═════ Record extracts

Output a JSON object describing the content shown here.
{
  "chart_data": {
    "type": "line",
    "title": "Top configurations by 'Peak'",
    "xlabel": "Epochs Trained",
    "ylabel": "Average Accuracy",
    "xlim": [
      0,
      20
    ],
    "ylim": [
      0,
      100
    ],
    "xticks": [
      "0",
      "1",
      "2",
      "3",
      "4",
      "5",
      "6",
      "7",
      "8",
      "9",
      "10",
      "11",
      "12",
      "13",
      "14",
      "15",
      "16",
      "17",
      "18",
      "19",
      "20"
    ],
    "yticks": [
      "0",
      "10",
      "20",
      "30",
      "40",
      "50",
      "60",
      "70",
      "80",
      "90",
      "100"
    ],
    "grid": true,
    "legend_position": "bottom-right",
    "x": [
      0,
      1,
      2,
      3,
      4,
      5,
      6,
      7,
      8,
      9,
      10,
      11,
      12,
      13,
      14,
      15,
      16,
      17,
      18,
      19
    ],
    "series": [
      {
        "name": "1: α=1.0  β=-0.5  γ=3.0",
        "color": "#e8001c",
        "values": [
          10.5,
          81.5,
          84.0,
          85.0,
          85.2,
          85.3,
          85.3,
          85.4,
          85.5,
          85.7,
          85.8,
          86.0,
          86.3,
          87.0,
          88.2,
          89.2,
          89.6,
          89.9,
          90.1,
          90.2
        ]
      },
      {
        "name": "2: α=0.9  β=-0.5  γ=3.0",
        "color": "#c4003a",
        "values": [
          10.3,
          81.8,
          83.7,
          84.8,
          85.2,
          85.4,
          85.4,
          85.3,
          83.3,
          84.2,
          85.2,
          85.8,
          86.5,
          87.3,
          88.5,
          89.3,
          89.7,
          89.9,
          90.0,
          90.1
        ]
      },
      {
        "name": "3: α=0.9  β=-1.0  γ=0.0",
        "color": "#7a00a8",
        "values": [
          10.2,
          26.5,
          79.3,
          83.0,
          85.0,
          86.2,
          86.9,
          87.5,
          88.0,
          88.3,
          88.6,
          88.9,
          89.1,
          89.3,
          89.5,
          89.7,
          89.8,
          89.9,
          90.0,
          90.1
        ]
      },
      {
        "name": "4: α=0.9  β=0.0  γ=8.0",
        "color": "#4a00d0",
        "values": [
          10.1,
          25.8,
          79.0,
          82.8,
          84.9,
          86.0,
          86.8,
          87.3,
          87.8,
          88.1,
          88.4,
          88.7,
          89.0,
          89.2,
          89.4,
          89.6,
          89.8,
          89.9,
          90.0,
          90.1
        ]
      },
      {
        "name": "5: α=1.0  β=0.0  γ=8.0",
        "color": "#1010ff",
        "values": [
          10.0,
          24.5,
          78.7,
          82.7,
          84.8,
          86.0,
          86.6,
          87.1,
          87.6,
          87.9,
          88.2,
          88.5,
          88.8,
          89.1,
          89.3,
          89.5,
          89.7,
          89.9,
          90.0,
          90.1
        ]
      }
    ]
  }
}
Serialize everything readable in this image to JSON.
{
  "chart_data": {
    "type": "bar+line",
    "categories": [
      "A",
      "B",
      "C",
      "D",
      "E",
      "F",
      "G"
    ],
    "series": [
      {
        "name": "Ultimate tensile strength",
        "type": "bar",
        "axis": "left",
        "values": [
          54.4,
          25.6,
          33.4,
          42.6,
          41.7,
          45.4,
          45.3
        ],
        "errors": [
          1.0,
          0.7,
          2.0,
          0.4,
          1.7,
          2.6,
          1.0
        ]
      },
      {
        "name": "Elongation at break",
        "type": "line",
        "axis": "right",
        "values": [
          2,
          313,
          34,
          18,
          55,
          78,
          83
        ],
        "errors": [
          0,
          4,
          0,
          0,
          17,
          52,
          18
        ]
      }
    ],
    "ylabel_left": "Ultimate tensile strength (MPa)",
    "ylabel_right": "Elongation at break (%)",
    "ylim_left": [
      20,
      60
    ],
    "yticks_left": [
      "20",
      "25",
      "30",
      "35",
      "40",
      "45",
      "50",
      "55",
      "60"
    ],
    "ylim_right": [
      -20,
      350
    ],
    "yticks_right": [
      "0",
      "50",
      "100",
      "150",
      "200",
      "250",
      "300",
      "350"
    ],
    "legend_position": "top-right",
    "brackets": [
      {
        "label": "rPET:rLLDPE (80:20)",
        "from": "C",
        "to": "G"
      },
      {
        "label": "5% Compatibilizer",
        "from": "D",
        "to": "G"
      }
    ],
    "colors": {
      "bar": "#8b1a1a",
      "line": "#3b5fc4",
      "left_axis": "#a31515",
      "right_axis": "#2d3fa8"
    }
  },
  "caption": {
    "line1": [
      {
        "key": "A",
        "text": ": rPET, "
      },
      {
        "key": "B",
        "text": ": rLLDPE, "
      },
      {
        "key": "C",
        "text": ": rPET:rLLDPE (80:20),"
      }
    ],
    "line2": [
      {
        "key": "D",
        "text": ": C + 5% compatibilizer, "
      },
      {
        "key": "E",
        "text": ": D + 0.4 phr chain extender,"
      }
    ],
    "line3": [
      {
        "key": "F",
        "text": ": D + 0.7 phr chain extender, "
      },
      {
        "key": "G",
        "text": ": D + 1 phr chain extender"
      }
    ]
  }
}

══════════

* **What the exercise asks**
Where a line of the material above holds the string "extender", copy that line.

* **Reply to the exercise**
        "text": ": D + 0.4 phr chain extender,"
        "text": ": D + 0.7 phr chain extender, "
        "text": ": D + 1 phr chain extender"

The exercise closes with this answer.